WHAT YOU SHOULD DO: Leaving out any pictures, transcribe every record exactly.

MATERIAL SUPPLIED:
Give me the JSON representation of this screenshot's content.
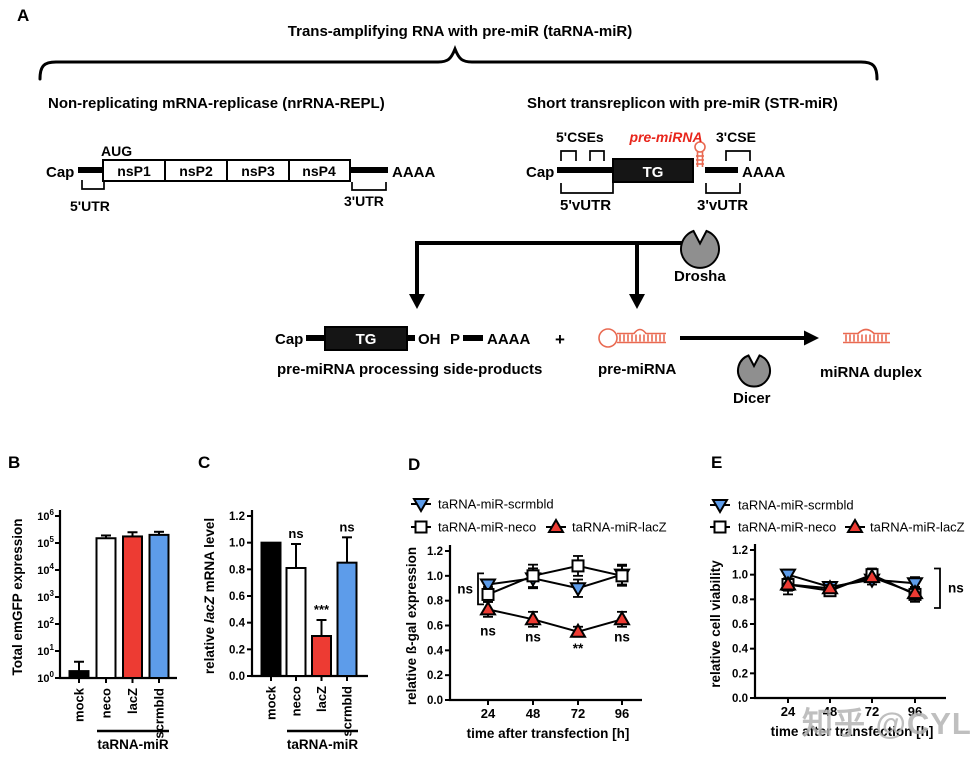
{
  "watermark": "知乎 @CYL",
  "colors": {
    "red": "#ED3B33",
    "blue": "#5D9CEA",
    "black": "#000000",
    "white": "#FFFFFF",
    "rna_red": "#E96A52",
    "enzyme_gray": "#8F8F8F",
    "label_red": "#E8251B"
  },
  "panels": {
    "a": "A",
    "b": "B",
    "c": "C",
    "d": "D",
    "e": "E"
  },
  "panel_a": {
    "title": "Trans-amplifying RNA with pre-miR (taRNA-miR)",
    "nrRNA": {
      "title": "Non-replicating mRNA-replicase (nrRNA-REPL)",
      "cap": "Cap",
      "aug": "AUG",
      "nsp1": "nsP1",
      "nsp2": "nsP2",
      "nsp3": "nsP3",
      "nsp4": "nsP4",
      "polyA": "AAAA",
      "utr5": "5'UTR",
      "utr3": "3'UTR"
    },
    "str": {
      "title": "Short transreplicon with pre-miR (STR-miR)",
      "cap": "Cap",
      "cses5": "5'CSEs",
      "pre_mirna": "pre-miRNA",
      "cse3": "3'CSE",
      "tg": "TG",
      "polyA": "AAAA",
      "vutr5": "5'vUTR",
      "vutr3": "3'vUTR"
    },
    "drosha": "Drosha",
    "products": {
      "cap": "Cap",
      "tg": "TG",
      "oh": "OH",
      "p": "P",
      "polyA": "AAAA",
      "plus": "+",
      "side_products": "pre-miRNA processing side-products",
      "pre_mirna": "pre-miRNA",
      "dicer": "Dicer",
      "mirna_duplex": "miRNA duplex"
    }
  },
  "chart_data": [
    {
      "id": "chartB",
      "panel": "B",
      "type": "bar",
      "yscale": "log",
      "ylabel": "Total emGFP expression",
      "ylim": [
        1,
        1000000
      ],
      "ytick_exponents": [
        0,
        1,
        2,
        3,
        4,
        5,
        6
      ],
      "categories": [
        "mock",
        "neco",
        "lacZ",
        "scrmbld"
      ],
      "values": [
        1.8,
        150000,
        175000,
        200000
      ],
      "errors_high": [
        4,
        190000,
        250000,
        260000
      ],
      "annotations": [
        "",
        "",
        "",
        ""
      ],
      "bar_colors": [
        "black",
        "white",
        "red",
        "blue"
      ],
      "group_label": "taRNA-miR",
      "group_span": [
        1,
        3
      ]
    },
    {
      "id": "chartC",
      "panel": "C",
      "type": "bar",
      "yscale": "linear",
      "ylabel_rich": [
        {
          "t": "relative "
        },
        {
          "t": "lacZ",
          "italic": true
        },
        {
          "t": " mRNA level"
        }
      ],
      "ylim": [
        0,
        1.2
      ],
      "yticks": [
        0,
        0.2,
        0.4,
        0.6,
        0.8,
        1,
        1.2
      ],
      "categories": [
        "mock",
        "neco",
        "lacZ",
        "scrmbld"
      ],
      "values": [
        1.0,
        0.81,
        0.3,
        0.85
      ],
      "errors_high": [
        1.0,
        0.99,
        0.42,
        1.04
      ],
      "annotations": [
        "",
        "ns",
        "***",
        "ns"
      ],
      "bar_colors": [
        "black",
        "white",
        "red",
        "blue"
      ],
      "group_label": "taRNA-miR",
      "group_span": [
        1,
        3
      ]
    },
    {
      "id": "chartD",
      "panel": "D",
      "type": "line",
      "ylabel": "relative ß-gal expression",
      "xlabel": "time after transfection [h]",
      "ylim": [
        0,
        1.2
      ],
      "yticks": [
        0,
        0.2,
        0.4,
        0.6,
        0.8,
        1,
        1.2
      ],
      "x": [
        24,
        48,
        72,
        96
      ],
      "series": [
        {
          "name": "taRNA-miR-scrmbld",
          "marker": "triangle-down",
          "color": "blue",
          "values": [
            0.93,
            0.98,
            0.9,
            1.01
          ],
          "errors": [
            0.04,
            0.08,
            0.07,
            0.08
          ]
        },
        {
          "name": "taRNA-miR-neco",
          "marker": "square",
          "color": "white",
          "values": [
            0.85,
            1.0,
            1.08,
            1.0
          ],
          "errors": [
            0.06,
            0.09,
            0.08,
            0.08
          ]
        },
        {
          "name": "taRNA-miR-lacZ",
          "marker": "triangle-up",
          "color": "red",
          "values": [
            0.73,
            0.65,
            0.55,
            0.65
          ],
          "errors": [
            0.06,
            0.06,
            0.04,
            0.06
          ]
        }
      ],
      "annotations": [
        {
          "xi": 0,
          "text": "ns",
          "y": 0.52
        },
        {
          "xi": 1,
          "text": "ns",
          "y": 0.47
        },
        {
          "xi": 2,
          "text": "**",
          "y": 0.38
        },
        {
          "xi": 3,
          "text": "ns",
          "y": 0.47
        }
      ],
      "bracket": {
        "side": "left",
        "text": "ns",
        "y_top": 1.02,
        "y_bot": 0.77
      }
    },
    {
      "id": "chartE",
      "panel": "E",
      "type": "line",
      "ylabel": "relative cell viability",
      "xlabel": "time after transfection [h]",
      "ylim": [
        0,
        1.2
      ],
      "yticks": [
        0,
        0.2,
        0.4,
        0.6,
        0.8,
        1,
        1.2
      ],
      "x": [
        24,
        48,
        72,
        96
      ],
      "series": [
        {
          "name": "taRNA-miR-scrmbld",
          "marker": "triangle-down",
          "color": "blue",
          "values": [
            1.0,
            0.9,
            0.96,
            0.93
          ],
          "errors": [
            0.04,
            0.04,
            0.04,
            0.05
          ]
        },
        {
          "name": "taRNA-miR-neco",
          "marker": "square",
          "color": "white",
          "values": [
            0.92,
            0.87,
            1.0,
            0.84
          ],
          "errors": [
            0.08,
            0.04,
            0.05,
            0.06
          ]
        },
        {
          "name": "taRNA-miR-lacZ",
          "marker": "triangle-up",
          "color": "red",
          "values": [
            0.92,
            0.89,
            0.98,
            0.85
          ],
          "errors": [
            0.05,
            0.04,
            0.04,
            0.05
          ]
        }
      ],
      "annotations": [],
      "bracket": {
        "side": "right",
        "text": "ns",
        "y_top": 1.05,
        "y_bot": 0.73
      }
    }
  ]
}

RESULT OF THIS TASK:
Give me the JSON representation of this screenshot's content.
{
  "watermark": "知乎 @CYL",
  "colors": {
    "red": "#ED3B33",
    "blue": "#5D9CEA",
    "black": "#000000",
    "white": "#FFFFFF",
    "rna_red": "#E96A52",
    "enzyme_gray": "#8F8F8F",
    "label_red": "#E8251B"
  },
  "panels": {
    "a": "A",
    "b": "B",
    "c": "C",
    "d": "D",
    "e": "E"
  },
  "panel_a": {
    "title": "Trans-amplifying RNA with pre-miR (taRNA-miR)",
    "nrRNA": {
      "title": "Non-replicating mRNA-replicase (nrRNA-REPL)",
      "cap": "Cap",
      "aug": "AUG",
      "nsp1": "nsP1",
      "nsp2": "nsP2",
      "nsp3": "nsP3",
      "nsp4": "nsP4",
      "polyA": "AAAA",
      "utr5": "5'UTR",
      "utr3": "3'UTR"
    },
    "str": {
      "title": "Short transreplicon with pre-miR (STR-miR)",
      "cap": "Cap",
      "cses5": "5'CSEs",
      "pre_mirna": "pre-miRNA",
      "cse3": "3'CSE",
      "tg": "TG",
      "polyA": "AAAA",
      "vutr5": "5'vUTR",
      "vutr3": "3'vUTR"
    },
    "drosha": "Drosha",
    "products": {
      "cap": "Cap",
      "tg": "TG",
      "oh": "OH",
      "p": "P",
      "polyA": "AAAA",
      "plus": "+",
      "side_products": "pre-miRNA processing side-products",
      "pre_mirna": "pre-miRNA",
      "dicer": "Dicer",
      "mirna_duplex": "miRNA duplex"
    }
  },
  "chart_data": [
    {
      "id": "chartB",
      "panel": "B",
      "type": "bar",
      "yscale": "log",
      "ylabel": "Total emGFP expression",
      "ylim": [
        1,
        1000000
      ],
      "ytick_exponents": [
        0,
        1,
        2,
        3,
        4,
        5,
        6
      ],
      "categories": [
        "mock",
        "neco",
        "lacZ",
        "scrmbld"
      ],
      "values": [
        1.8,
        150000,
        175000,
        200000
      ],
      "errors_high": [
        4,
        190000,
        250000,
        260000
      ],
      "annotations": [
        "",
        "",
        "",
        ""
      ],
      "bar_colors": [
        "black",
        "white",
        "red",
        "blue"
      ],
      "group_label": "taRNA-miR",
      "group_span": [
        1,
        3
      ]
    },
    {
      "id": "chartC",
      "panel": "C",
      "type": "bar",
      "yscale": "linear",
      "ylabel_rich": [
        {
          "t": "relative "
        },
        {
          "t": "lacZ",
          "italic": true
        },
        {
          "t": " mRNA level"
        }
      ],
      "ylim": [
        0,
        1.2
      ],
      "yticks": [
        0,
        0.2,
        0.4,
        0.6,
        0.8,
        1,
        1.2
      ],
      "categories": [
        "mock",
        "neco",
        "lacZ",
        "scrmbld"
      ],
      "values": [
        1.0,
        0.81,
        0.3,
        0.85
      ],
      "errors_high": [
        1.0,
        0.99,
        0.42,
        1.04
      ],
      "annotations": [
        "",
        "ns",
        "***",
        "ns"
      ],
      "bar_colors": [
        "black",
        "white",
        "red",
        "blue"
      ],
      "group_label": "taRNA-miR",
      "group_span": [
        1,
        3
      ]
    },
    {
      "id": "chartD",
      "panel": "D",
      "type": "line",
      "ylabel": "relative ß-gal expression",
      "xlabel": "time after transfection [h]",
      "ylim": [
        0,
        1.2
      ],
      "yticks": [
        0,
        0.2,
        0.4,
        0.6,
        0.8,
        1,
        1.2
      ],
      "x": [
        24,
        48,
        72,
        96
      ],
      "series": [
        {
          "name": "taRNA-miR-scrmbld",
          "marker": "triangle-down",
          "color": "blue",
          "values": [
            0.93,
            0.98,
            0.9,
            1.01
          ],
          "errors": [
            0.04,
            0.08,
            0.07,
            0.08
          ]
        },
        {
          "name": "taRNA-miR-neco",
          "marker": "square",
          "color": "white",
          "values": [
            0.85,
            1.0,
            1.08,
            1.0
          ],
          "errors": [
            0.06,
            0.09,
            0.08,
            0.08
          ]
        },
        {
          "name": "taRNA-miR-lacZ",
          "marker": "triangle-up",
          "color": "red",
          "values": [
            0.73,
            0.65,
            0.55,
            0.65
          ],
          "errors": [
            0.06,
            0.06,
            0.04,
            0.06
          ]
        }
      ],
      "annotations": [
        {
          "xi": 0,
          "text": "ns",
          "y": 0.52
        },
        {
          "xi": 1,
          "text": "ns",
          "y": 0.47
        },
        {
          "xi": 2,
          "text": "**",
          "y": 0.38
        },
        {
          "xi": 3,
          "text": "ns",
          "y": 0.47
        }
      ],
      "bracket": {
        "side": "left",
        "text": "ns",
        "y_top": 1.02,
        "y_bot": 0.77
      }
    },
    {
      "id": "chartE",
      "panel": "E",
      "type": "line",
      "ylabel": "relative cell viability",
      "xlabel": "time after transfection [h]",
      "ylim": [
        0,
        1.2
      ],
      "yticks": [
        0,
        0.2,
        0.4,
        0.6,
        0.8,
        1,
        1.2
      ],
      "x": [
        24,
        48,
        72,
        96
      ],
      "series": [
        {
          "name": "taRNA-miR-scrmbld",
          "marker": "triangle-down",
          "color": "blue",
          "values": [
            1.0,
            0.9,
            0.96,
            0.93
          ],
          "errors": [
            0.04,
            0.04,
            0.04,
            0.05
          ]
        },
        {
          "name": "taRNA-miR-neco",
          "marker": "square",
          "color": "white",
          "values": [
            0.92,
            0.87,
            1.0,
            0.84
          ],
          "errors": [
            0.08,
            0.04,
            0.05,
            0.06
          ]
        },
        {
          "name": "taRNA-miR-lacZ",
          "marker": "triangle-up",
          "color": "red",
          "values": [
            0.92,
            0.89,
            0.98,
            0.85
          ],
          "errors": [
            0.05,
            0.04,
            0.04,
            0.05
          ]
        }
      ],
      "annotations": [],
      "bracket": {
        "side": "right",
        "text": "ns",
        "y_top": 1.05,
        "y_bot": 0.73
      }
    }
  ]
}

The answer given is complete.